Write each line out again exactly as written.

Part of a data file:
- - -

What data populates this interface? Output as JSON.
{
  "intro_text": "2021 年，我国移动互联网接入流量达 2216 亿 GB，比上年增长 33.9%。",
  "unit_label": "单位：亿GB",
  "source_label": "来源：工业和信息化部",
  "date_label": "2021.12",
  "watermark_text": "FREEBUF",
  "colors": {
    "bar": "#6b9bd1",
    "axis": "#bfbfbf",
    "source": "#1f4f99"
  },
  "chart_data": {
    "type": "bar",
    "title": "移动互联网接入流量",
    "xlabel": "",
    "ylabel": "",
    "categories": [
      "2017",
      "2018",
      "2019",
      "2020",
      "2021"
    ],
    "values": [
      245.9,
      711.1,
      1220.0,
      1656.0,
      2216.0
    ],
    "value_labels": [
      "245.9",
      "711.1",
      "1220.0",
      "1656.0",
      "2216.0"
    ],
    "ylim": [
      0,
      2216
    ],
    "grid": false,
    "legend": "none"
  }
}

- - -

*Solution for this task*:
What data populates this interface? Output as JSON.
{
  "intro_text": "2021 年，我国移动互联网接入流量达 2216 亿 GB，比上年增长 33.9%。",
  "unit_label": "单位：亿GB",
  "source_label": "来源：工业和信息化部",
  "date_label": "2021.12",
  "watermark_text": "FREEBUF",
  "colors": {
    "bar": "#6b9bd1",
    "axis": "#bfbfbf",
    "source": "#1f4f99"
  },
  "chart_data": {
    "type": "bar",
    "title": "移动互联网接入流量",
    "xlabel": "",
    "ylabel": "",
    "categories": [
      "2017",
      "2018",
      "2019",
      "2020",
      "2021"
    ],
    "values": [
      245.9,
      711.1,
      1220.0,
      1656.0,
      2216.0
    ],
    "value_labels": [
      "245.9",
      "711.1",
      "1220.0",
      "1656.0",
      "2216.0"
    ],
    "ylim": [
      0,
      2216
    ],
    "grid": false,
    "legend": "none"
  }
}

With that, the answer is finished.